## Given task:
Find each line in the following listing that has the string "this", then state the count and nothing else.

[Dataset entries]
-----
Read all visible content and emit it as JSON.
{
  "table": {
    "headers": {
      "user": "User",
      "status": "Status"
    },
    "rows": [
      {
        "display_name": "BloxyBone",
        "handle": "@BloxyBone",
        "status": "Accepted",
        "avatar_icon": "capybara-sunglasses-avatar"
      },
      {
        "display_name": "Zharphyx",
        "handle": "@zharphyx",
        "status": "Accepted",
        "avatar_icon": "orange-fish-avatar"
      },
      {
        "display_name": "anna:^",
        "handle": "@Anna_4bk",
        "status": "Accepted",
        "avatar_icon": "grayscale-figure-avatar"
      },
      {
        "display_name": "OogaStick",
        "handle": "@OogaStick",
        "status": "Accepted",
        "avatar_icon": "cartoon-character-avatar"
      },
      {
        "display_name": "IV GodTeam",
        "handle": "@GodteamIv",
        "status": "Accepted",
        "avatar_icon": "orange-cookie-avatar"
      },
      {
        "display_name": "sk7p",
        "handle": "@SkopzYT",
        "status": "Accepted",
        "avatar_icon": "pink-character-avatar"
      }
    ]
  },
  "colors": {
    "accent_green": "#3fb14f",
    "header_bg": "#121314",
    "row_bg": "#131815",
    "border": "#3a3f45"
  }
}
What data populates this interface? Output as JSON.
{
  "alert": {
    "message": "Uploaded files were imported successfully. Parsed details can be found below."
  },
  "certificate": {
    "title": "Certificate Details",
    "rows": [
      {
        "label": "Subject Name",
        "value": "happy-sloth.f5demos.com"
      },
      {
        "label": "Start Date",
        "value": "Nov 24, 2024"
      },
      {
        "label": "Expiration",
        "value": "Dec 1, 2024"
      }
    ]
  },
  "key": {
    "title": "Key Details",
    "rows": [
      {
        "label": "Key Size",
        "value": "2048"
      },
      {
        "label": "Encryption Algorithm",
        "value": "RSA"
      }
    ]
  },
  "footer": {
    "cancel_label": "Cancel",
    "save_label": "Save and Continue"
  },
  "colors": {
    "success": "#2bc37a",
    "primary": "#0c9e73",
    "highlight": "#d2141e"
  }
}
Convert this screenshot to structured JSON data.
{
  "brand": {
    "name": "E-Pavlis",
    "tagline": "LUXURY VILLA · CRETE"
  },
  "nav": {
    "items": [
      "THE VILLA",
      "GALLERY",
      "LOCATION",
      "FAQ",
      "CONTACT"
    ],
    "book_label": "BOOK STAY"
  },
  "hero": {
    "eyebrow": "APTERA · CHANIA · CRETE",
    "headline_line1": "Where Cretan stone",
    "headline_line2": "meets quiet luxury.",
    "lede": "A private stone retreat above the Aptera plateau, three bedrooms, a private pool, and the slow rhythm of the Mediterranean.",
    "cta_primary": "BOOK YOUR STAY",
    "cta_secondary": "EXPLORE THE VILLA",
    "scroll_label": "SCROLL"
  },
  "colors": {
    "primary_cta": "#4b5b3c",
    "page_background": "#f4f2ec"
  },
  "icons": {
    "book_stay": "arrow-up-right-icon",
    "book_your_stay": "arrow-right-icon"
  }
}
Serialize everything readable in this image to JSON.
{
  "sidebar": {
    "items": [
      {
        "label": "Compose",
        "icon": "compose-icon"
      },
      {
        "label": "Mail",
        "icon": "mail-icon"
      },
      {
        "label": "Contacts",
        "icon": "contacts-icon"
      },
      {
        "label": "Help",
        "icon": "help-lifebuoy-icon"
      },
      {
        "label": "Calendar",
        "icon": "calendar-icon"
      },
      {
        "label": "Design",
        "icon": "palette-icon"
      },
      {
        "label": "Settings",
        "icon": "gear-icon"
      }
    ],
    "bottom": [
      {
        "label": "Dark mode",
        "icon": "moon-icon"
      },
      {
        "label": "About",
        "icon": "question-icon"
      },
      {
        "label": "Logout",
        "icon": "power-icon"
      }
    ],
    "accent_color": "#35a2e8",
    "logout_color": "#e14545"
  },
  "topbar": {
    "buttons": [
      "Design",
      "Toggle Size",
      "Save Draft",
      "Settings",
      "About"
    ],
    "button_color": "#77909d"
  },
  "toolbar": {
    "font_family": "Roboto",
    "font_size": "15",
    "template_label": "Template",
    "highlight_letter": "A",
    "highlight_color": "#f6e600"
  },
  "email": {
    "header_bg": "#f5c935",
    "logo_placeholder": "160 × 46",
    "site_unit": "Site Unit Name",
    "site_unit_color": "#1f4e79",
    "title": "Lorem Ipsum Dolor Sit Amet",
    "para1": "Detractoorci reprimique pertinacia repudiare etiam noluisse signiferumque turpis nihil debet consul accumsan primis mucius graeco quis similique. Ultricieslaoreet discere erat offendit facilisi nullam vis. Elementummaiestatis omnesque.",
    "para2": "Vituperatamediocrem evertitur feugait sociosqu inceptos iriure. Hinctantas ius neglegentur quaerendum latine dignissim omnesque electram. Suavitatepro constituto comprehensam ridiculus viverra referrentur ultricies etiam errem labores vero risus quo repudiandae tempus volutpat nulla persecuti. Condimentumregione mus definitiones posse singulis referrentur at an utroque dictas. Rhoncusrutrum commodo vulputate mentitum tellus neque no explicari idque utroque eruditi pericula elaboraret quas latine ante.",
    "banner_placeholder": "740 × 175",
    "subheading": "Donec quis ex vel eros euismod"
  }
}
-----
## Worked solution:
3